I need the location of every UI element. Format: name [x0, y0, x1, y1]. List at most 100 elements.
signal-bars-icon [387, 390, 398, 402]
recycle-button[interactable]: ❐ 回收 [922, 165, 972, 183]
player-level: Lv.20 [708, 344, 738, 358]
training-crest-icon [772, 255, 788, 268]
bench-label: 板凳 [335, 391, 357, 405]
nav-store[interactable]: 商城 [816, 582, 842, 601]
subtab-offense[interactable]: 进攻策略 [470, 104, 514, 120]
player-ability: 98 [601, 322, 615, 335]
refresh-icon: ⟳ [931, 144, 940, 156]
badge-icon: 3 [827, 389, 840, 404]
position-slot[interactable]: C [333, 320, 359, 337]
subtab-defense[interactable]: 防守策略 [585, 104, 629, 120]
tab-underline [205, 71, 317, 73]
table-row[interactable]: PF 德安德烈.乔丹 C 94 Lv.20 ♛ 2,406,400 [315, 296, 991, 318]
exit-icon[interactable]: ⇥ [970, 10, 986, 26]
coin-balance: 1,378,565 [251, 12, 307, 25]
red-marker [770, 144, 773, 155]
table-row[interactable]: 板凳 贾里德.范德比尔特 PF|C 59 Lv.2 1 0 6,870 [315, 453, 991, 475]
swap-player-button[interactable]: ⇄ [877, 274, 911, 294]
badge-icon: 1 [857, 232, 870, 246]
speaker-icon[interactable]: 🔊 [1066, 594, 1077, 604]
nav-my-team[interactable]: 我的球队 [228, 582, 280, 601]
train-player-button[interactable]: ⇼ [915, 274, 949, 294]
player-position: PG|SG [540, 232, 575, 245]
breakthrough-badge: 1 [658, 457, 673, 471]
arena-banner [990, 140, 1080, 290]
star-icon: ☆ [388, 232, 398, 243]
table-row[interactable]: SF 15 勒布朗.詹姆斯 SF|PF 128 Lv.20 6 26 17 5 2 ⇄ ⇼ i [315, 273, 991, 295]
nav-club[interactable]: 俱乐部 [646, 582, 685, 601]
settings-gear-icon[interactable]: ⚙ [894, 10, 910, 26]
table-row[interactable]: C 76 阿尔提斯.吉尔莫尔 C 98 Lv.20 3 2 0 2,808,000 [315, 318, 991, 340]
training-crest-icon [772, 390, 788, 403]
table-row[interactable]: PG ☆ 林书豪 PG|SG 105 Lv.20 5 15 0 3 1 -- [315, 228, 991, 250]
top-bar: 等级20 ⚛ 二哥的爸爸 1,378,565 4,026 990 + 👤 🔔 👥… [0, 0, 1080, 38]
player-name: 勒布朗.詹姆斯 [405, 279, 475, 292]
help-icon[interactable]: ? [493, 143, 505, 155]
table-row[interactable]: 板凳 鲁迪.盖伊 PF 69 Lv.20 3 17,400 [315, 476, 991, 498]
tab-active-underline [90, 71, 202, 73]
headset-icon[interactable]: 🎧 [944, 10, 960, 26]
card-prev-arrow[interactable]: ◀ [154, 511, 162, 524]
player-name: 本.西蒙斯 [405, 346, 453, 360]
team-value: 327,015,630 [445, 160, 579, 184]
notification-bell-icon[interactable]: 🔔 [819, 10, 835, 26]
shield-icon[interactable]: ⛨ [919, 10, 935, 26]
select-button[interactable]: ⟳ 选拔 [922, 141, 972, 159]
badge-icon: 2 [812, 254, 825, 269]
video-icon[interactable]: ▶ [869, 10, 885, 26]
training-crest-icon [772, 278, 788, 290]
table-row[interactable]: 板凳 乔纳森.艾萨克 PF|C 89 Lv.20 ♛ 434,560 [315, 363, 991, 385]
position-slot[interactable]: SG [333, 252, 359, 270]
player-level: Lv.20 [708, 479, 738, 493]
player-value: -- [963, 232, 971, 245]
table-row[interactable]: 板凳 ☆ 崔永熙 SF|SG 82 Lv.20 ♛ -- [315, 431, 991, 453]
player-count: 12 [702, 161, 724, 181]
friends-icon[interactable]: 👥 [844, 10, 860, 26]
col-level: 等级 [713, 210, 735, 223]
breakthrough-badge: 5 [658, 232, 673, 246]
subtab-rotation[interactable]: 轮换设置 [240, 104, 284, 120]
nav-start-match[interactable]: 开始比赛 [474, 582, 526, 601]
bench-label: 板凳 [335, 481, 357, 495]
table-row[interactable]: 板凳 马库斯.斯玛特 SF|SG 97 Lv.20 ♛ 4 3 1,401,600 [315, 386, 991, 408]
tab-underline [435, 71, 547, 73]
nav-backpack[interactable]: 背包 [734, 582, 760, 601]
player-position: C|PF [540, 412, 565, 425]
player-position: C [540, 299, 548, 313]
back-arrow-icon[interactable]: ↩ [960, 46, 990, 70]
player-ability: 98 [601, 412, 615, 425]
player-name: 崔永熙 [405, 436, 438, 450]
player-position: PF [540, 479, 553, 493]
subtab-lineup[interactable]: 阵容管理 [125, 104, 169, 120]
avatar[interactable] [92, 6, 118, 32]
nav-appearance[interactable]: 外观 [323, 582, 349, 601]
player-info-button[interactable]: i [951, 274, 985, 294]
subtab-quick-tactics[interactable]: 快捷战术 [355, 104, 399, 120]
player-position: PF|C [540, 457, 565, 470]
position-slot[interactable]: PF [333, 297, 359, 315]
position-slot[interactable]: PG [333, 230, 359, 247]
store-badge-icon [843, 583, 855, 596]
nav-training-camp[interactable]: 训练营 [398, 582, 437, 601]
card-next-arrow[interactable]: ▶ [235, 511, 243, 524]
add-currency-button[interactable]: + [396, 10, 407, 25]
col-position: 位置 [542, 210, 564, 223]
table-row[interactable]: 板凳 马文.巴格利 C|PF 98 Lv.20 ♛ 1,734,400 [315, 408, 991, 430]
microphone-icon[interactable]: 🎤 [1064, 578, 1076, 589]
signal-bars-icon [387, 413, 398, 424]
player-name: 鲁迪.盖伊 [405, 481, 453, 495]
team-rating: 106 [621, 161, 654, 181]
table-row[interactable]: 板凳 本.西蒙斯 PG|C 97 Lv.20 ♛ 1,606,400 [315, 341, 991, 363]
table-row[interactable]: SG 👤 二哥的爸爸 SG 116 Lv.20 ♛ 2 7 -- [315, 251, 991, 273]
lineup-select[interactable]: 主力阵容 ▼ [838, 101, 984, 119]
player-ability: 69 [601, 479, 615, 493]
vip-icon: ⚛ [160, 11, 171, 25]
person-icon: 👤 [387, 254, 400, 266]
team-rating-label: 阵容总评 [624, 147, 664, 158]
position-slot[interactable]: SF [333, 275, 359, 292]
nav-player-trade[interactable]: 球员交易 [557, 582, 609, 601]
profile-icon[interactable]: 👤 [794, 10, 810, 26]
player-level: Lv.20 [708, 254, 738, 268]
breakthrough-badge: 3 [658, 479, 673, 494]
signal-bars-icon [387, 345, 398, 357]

--------

▸ **WHAT IS NEEDED**: Copy every line of the material above verbatim, changing nothing.

▸ **RESPONSE BELOW**:
I need the location of every UI element. Format: name [x0, y0, x1, y1]. List at most 100 elements.
signal-bars-icon [387, 390, 398, 402]
recycle-button[interactable]: ❐ 回收 [922, 165, 972, 183]
player-level: Lv.20 [708, 344, 738, 358]
training-crest-icon [772, 255, 788, 268]
bench-label: 板凳 [335, 391, 357, 405]
nav-store[interactable]: 商城 [816, 582, 842, 601]
subtab-offense[interactable]: 进攻策略 [470, 104, 514, 120]
player-ability: 98 [601, 322, 615, 335]
refresh-icon: ⟳ [931, 144, 940, 156]
badge-icon: 3 [827, 389, 840, 404]
position-slot[interactable]: C [333, 320, 359, 337]
subtab-defense[interactable]: 防守策略 [585, 104, 629, 120]
tab-underline [205, 71, 317, 73]
table-row[interactable]: PF 德安德烈.乔丹 C 94 Lv.20 ♛ 2,406,400 [315, 296, 991, 318]
exit-icon[interactable]: ⇥ [970, 10, 986, 26]
coin-balance: 1,378,565 [251, 12, 307, 25]
red-marker [770, 144, 773, 155]
table-row[interactable]: 板凳 贾里德.范德比尔特 PF|C 59 Lv.2 1 0 6,870 [315, 453, 991, 475]
swap-player-button[interactable]: ⇄ [877, 274, 911, 294]
badge-icon: 1 [857, 232, 870, 246]
speaker-icon[interactable]: 🔊 [1066, 594, 1077, 604]
nav-my-team[interactable]: 我的球队 [228, 582, 280, 601]
train-player-button[interactable]: ⇼ [915, 274, 949, 294]
player-position: PG|SG [540, 232, 575, 245]
breakthrough-badge: 1 [658, 457, 673, 471]
arena-banner [990, 140, 1080, 290]
star-icon: ☆ [388, 232, 398, 243]
table-row[interactable]: SF 15 勒布朗.詹姆斯 SF|PF 128 Lv.20 6 26 17 5 2 ⇄ ⇼ i [315, 273, 991, 295]
nav-club[interactable]: 俱乐部 [646, 582, 685, 601]
settings-gear-icon[interactable]: ⚙ [894, 10, 910, 26]
table-row[interactable]: C 76 阿尔提斯.吉尔莫尔 C 98 Lv.20 3 2 0 2,808,000 [315, 318, 991, 340]
training-crest-icon [772, 390, 788, 403]
table-row[interactable]: PG ☆ 林书豪 PG|SG 105 Lv.20 5 15 0 3 1 -- [315, 228, 991, 250]
top-bar: 等级20 ⚛ 二哥的爸爸 1,378,565 4,026 990 + 👤 🔔 👥… [0, 0, 1080, 38]
player-name: 勒布朗.詹姆斯 [405, 279, 475, 292]
help-icon[interactable]: ? [493, 143, 505, 155]
table-row[interactable]: 板凳 鲁迪.盖伊 PF 69 Lv.20 3 17,400 [315, 476, 991, 498]
tab-active-underline [90, 71, 202, 73]
headset-icon[interactable]: 🎧 [944, 10, 960, 26]
card-prev-arrow[interactable]: ◀ [154, 511, 162, 524]
player-name: 本.西蒙斯 [405, 346, 453, 360]
team-value: 327,015,630 [445, 160, 579, 184]
notification-bell-icon[interactable]: 🔔 [819, 10, 835, 26]
shield-icon[interactable]: ⛨ [919, 10, 935, 26]
select-button[interactable]: ⟳ 选拔 [922, 141, 972, 159]
badge-icon: 2 [812, 254, 825, 269]
video-icon[interactable]: ▶ [869, 10, 885, 26]
training-crest-icon [772, 278, 788, 290]
table-row[interactable]: 板凳 乔纳森.艾萨克 PF|C 89 Lv.20 ♛ 434,560 [315, 363, 991, 385]
position-slot[interactable]: SG [333, 252, 359, 270]
player-level: Lv.20 [708, 479, 738, 493]
player-value: -- [963, 232, 971, 245]
table-row[interactable]: 板凳 ☆ 崔永熙 SF|SG 82 Lv.20 ♛ -- [315, 431, 991, 453]
player-count: 12 [702, 161, 724, 181]
friends-icon[interactable]: 👥 [844, 10, 860, 26]
col-level: 等级 [713, 210, 735, 223]
breakthrough-badge: 5 [658, 232, 673, 246]
subtab-rotation[interactable]: 轮换设置 [240, 104, 284, 120]
nav-start-match[interactable]: 开始比赛 [474, 582, 526, 601]
bench-label: 板凳 [335, 481, 357, 495]
table-row[interactable]: 板凳 马库斯.斯玛特 SF|SG 97 Lv.20 ♛ 4 3 1,401,600 [315, 386, 991, 408]
tab-underline [435, 71, 547, 73]
nav-backpack[interactable]: 背包 [734, 582, 760, 601]
player-position: C|PF [540, 412, 565, 425]
player-position: C [540, 299, 548, 313]
back-arrow-icon[interactable]: ↩ [960, 46, 990, 70]
player-ability: 98 [601, 412, 615, 425]
player-name: 崔永熙 [405, 436, 438, 450]
player-position: PF [540, 479, 553, 493]
subtab-lineup[interactable]: 阵容管理 [125, 104, 169, 120]
avatar[interactable] [92, 6, 118, 32]
nav-appearance[interactable]: 外观 [323, 582, 349, 601]
player-info-button[interactable]: i [951, 274, 985, 294]
subtab-quick-tactics[interactable]: 快捷战术 [355, 104, 399, 120]
player-position: PF|C [540, 457, 565, 470]
position-slot[interactable]: PF [333, 297, 359, 315]
position-slot[interactable]: PG [333, 230, 359, 247]
store-badge-icon [843, 583, 855, 596]
nav-training-camp[interactable]: 训练营 [398, 582, 437, 601]
card-next-arrow[interactable]: ▶ [235, 511, 243, 524]
add-currency-button[interactable]: + [396, 10, 407, 25]
col-position: 位置 [542, 210, 564, 223]
table-row[interactable]: 板凳 马文.巴格利 C|PF 98 Lv.20 ♛ 1,734,400 [315, 408, 991, 430]
microphone-icon[interactable]: 🎤 [1064, 578, 1076, 589]
signal-bars-icon [387, 413, 398, 424]
player-name: 鲁迪.盖伊 [405, 481, 453, 495]
team-rating: 106 [621, 161, 654, 181]
table-row[interactable]: 板凳 本.西蒙斯 PG|C 97 Lv.20 ♛ 1,606,400 [315, 341, 991, 363]
table-row[interactable]: SG 👤 二哥的爸爸 SG 116 Lv.20 ♛ 2 7 -- [315, 251, 991, 273]
lineup-select[interactable]: 主力阵容 ▼ [838, 101, 984, 119]
player-ability: 69 [601, 479, 615, 493]
vip-icon: ⚛ [160, 11, 171, 25]
person-icon: 👤 [387, 254, 400, 266]
team-rating-label: 阵容总评 [624, 147, 664, 158]
position-slot[interactable]: SF [333, 275, 359, 292]
nav-player-trade[interactable]: 球员交易 [557, 582, 609, 601]
profile-icon[interactable]: 👤 [794, 10, 810, 26]
player-level: Lv.20 [708, 254, 738, 268]
breakthrough-badge: 3 [658, 479, 673, 494]
signal-bars-icon [387, 345, 398, 357]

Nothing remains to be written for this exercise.